Aim of the task. Copy every line from the records below that holds the word "this".
— Start of Input —
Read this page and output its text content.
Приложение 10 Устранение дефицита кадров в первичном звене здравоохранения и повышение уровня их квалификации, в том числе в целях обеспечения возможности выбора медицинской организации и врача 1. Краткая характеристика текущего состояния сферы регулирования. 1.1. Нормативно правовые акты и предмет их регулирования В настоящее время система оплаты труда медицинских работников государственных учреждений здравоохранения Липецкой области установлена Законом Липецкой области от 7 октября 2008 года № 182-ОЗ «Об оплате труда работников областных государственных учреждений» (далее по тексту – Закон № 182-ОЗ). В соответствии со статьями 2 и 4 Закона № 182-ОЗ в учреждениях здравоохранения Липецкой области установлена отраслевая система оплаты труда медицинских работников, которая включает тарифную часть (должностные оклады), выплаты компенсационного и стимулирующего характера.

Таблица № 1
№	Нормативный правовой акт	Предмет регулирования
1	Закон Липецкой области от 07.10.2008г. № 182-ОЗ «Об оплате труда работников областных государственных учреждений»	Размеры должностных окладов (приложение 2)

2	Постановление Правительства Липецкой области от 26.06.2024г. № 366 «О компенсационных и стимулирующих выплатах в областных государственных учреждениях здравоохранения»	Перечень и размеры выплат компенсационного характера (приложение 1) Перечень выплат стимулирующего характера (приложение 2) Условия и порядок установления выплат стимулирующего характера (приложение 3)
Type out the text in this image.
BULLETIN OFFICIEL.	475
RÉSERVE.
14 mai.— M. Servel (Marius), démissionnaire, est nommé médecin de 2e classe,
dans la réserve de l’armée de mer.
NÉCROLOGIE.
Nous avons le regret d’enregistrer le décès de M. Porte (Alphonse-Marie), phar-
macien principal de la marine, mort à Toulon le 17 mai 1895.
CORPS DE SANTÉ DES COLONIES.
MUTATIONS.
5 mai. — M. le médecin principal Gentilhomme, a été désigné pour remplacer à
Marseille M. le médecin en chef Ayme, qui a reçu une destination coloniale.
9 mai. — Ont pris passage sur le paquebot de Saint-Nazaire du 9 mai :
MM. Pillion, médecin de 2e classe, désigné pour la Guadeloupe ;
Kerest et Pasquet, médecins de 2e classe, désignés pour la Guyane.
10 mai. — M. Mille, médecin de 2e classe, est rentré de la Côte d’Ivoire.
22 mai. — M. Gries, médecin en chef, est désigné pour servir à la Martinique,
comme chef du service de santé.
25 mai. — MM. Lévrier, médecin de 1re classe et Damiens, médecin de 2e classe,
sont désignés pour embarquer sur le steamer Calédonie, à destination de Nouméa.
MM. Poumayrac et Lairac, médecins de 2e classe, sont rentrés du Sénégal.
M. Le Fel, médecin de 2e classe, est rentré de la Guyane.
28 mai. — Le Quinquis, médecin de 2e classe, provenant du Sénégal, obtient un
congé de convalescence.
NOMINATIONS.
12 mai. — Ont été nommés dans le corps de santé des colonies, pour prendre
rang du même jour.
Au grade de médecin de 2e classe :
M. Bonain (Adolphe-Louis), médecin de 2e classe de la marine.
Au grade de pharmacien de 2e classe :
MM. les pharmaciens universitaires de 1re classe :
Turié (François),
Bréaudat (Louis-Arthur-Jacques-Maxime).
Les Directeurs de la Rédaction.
— End of Input —
Response below.
Read this page and output its text content.
Type out the text in this image.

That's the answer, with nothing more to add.